| Task goal |
Using the data below, gather each line that includes the word "actionable".

** Start Information given **

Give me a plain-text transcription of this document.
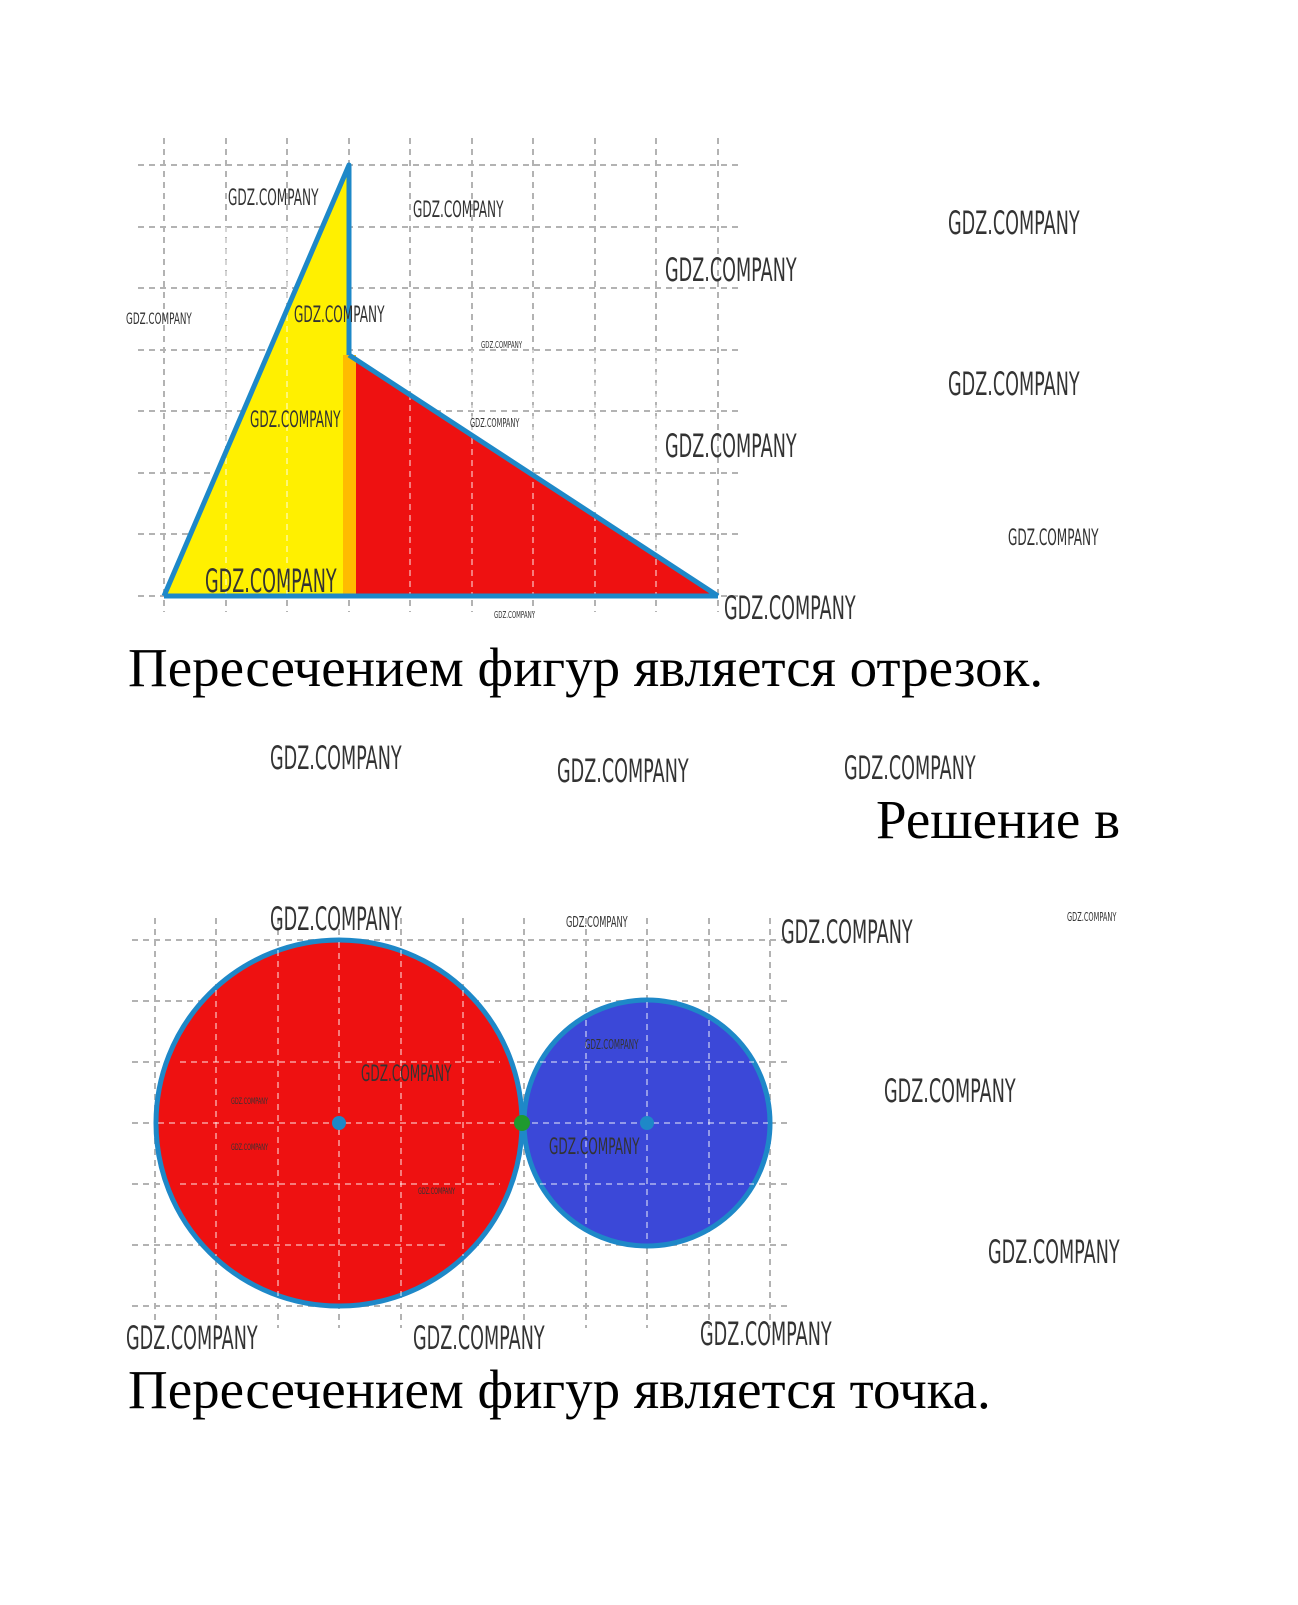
GDZ.COMPANY	GDZ.COMPANY	GDZ.COMPANY
GDZ.COMPANY
GDZ.COMPANY	GDZ.COMPANY
GDZ.COMPANY
GDZ.COMPANY
GDZ.COMPANY	GDZ.COMPANY
GDZ.COMPANY
GDZ.COMPANY
GDZ.COMPANY
GDZ.COMPANY
GDZ.COMPANY
GDZ.COMPANY	GDZ.COMPANY	GDZ.COMPANY
GDZ.COMPANY	GDZ.COMPANY	GDZ.COMPANY	GDZ.COMPANY
GDZ.COMPANY
GDZ.COMPANY	GDZ.COMPANY
GDZ.COMPANY
GDZ.COMPANY	GDZ.COMPANY
GDZ.COMPANY
GDZ.COMPANY
GDZ.COMPANY	GDZ.COMPANY	GDZ.COMPANY

Пересечением фигур является отрезок.

Решение в

Пересечением фигур является точка.
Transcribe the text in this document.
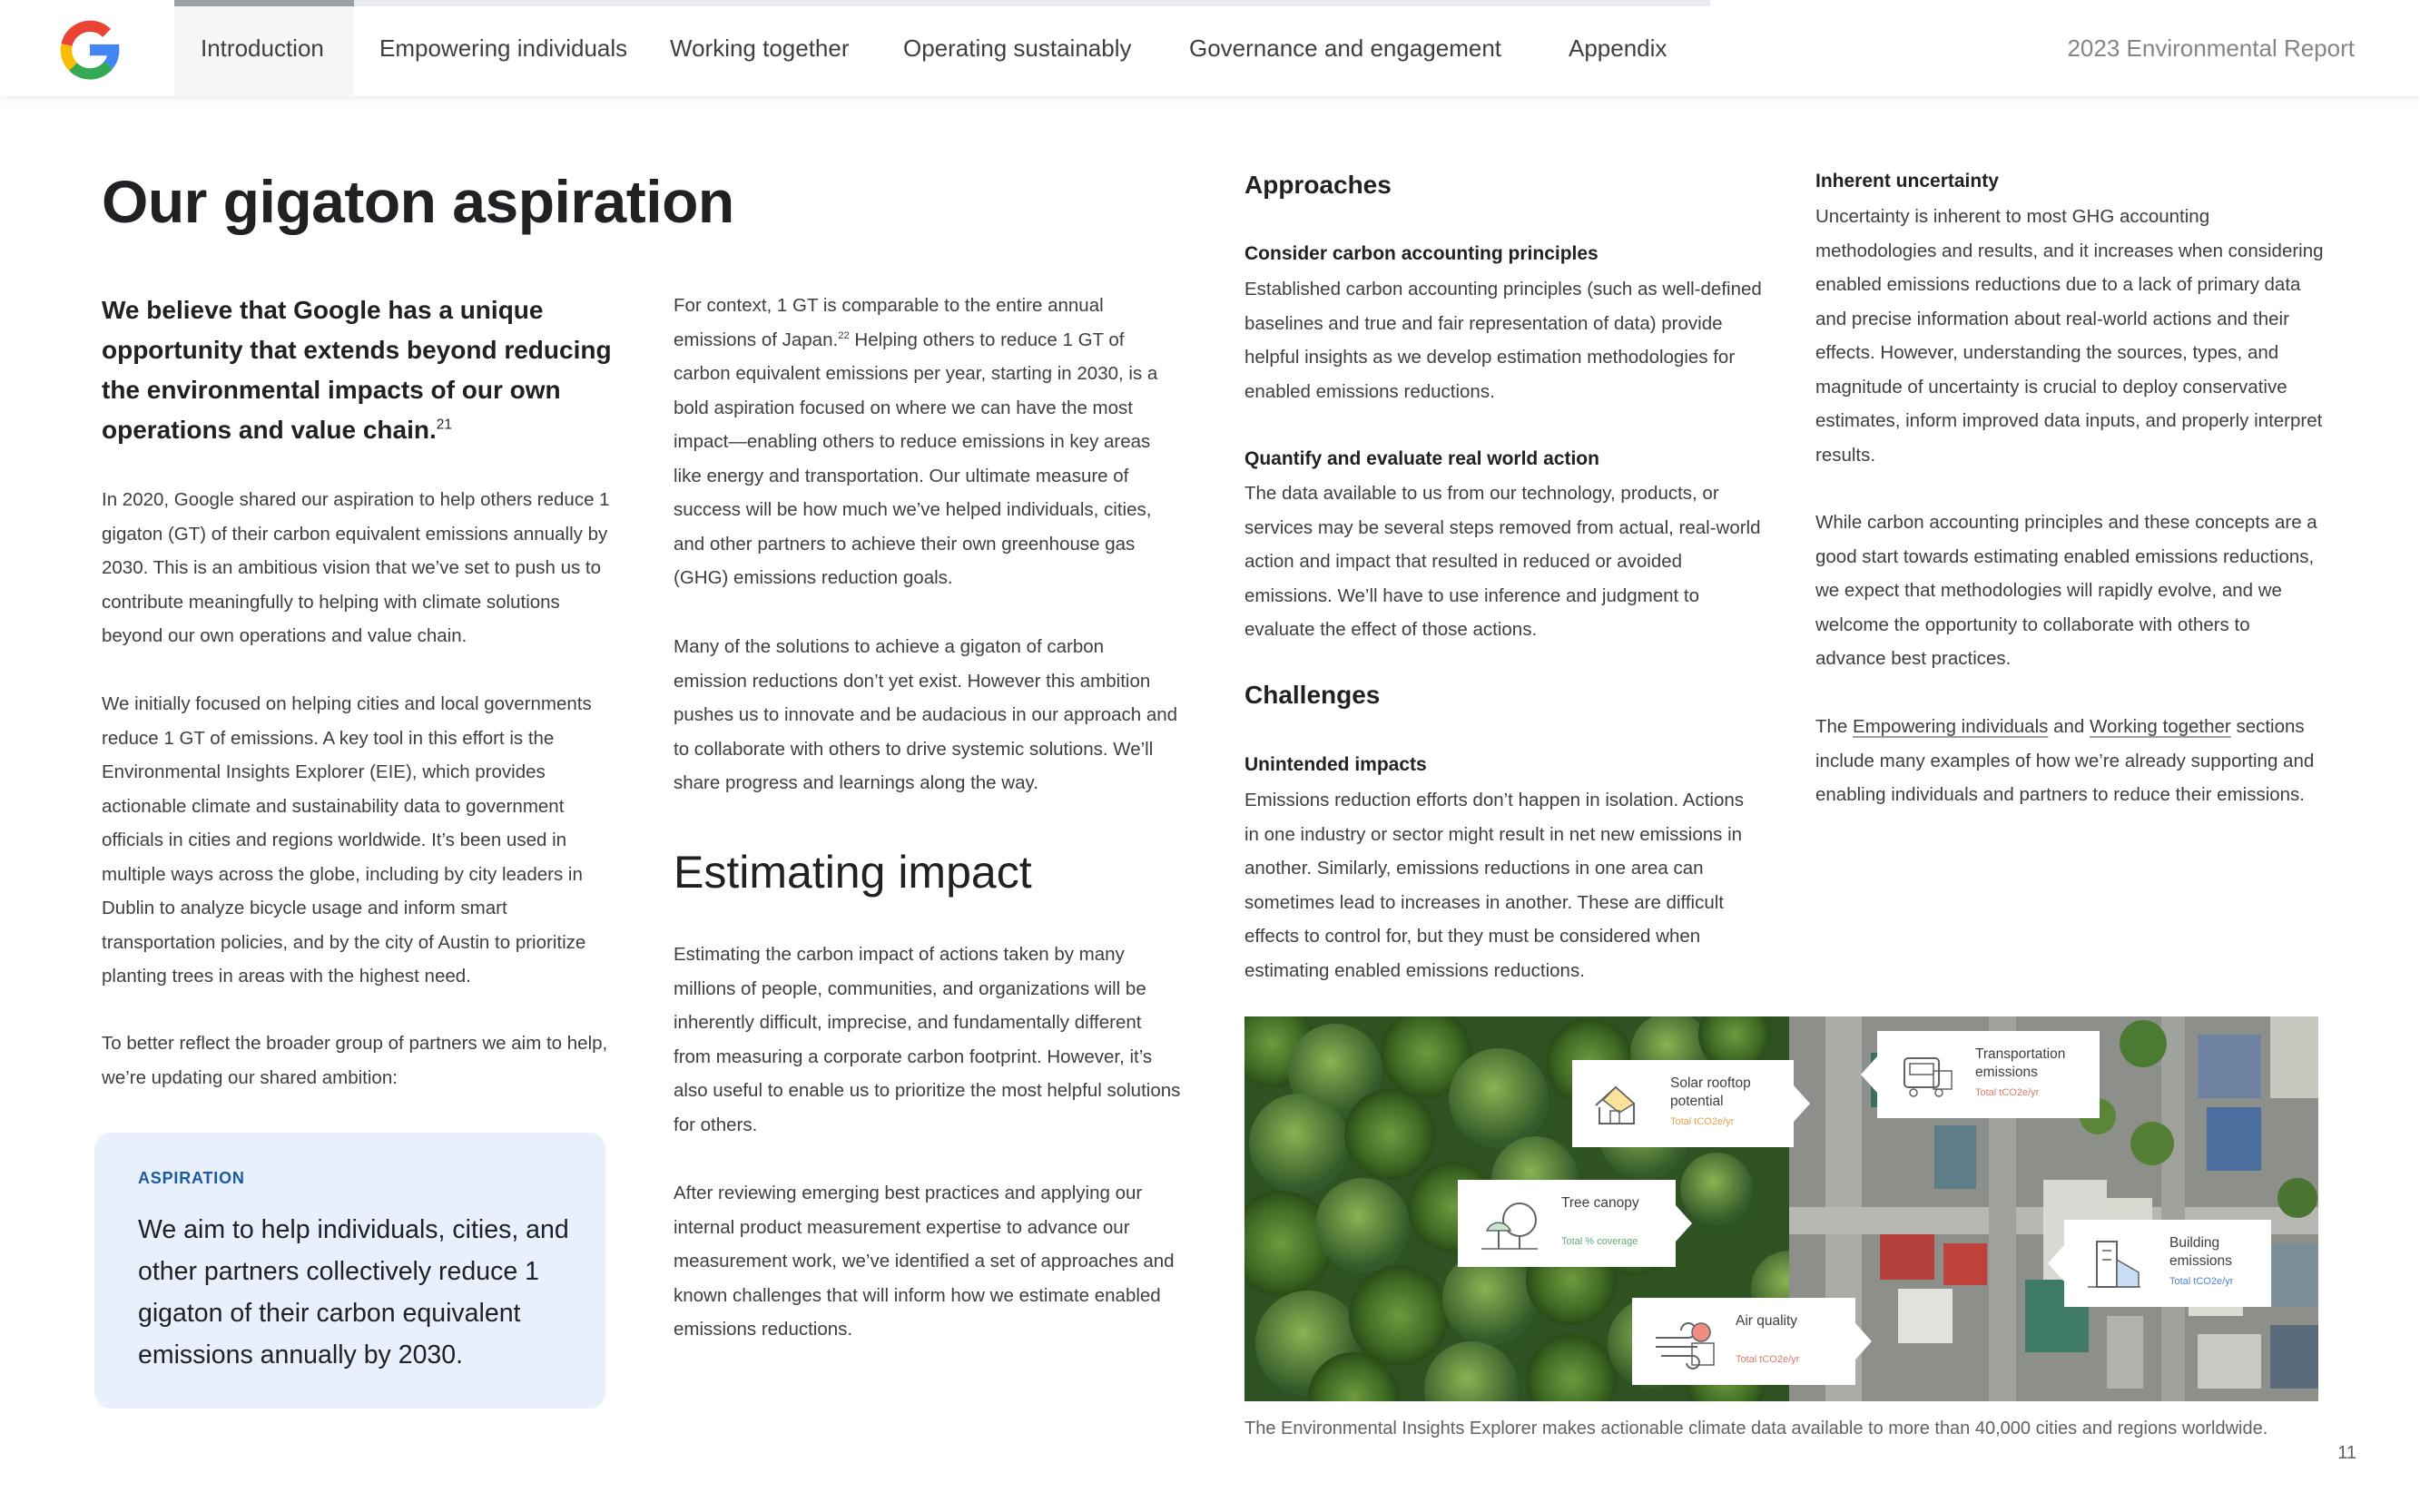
Introduction Empowering individuals Working together Operating sustainably Governance and engagement	Appendix	2023 Environmental Report
Our gigaton aspiration

We believe that Google has a unique opportunity that extends beyond reducing the environmental impacts of our own operations and value chain.$^{21}$

In 2020, Google shared our aspiration to help others reduce 1 gigaton (GT) of their carbon equivalent emissions annually by 2030. This is an ambitious vision that we’ve set to push us to contribute meaningfully to helping with climate solutions beyond our own operations and value chain.

We initially focused on helping cities and local governments reduce 1 GT of emissions. A key tool in this effort is the Environmental Insights Explorer (EIE), which provides actionable climate and sustainability data to government officials in cities and regions worldwide. It’s been used in multiple ways across the globe, including by city leaders in Dublin to analyze bicycle usage and inform smart transportation policies, and by the city of Austin to prioritize planting trees in areas with the highest need.

To better reflect the broader group of partners we aim to help, we’re updating our shared ambition:

ASPIRATION
We aim to help individuals, cities, and other partners collectively reduce 1 gigaton of their carbon equivalent emissions annually by 2030.

For context, 1 GT is comparable to the entire annual emissions of Japan.$^{22}$ Helping others to reduce 1 GT of carbon equivalent emissions per year, starting in 2030, is a bold aspiration focused on where we can have the most impact—enabling others to reduce emissions in key areas like energy and transportation. Our ultimate measure of success will be how much we’ve helped individuals, cities, and other partners to achieve their own greenhouse gas (GHG) emissions reduction goals.

Many of the solutions to achieve a gigaton of carbon emission reductions don’t yet exist. However this ambition pushes us to innovate and be audacious in our approach and to collaborate with others to drive systemic solutions. We’ll share progress and learnings along the way.

Estimating impact

Estimating the carbon impact of actions taken by many millions of people, communities, and organizations will be inherently difficult, imprecise, and fundamentally different from measuring a corporate carbon footprint. However, it’s also useful to enable us to prioritize the most helpful solutions for others.

After reviewing emerging best practices and applying our internal product measurement expertise to advance our measurement work, we’ve identified a set of approaches and known challenges that will inform how we estimate enabled emissions reductions.

Approaches
Consider carbon accounting principles

Established carbon accounting principles (such as well-defined baselines and true and fair representation of data) provide helpful insights as we develop estimation methodologies for enabled emissions reductions.

Quantify and evaluate real world action

The data available to us from our technology, products, or services may be several steps removed from actual, real-world action and impact that resulted in reduced or avoided emissions. We’ll have to use inference and judgment to evaluate the effect of those actions.

Challenges
Unintended impacts

Emissions reduction efforts don’t happen in isolation. Actions in one industry or sector might result in net new emissions in another. Similarly, emissions reductions in one area can sometimes lead to increases in another. These are difficult effects to control for, but they must be considered when estimating enabled emissions reductions.

Inherent uncertainty

Uncertainty is inherent to most GHG accounting methodologies and results, and it increases when considering enabled emissions reductions due to a lack of primary data and precise information about real-world actions and their effects. However, understanding the sources, types, and magnitude of uncertainty is crucial to deploy conservative estimates, inform improved data inputs, and properly interpret results.

While carbon accounting principles and these concepts are a good start towards estimating enabled emissions reductions, we expect that methodologies will rapidly evolve, and we welcome the opportunity to collaborate with others to advance best practices.

The Empowering individuals and Working together sections include many examples of how we’re already supporting and enabling individuals and partners to reduce their emissions.

Solar rooftop potential
Total tCO2e/yr
Transportation emissions
Total tCO2e/yr
Tree canopy
Total % coverage	Building emissions
Total tCO2e/yr
Air quality
Total tCO2e/yr
The Environmental Insights Explorer makes actionable climate data available to more than 40,000 cities and regions worldwide.
11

** End Information given **

| Result for this task |
We initially focused on helping cities and local governments reduce 1 GT of emissions. A key tool in this effort is the Environmental Insights Explorer (EIE), which provides actionable climate and sustainability data to government officials in cities and regions worldwide. It’s been used in multiple ways across the globe, including by city leaders in Dublin to analyze bicycle usage and inform smart transportation policies, and by the city of Austin to prioritize planting trees in areas with the highest need.
The Environmental Insights Explorer makes actionable climate data available to more than 40,000 cities and regions worldwide.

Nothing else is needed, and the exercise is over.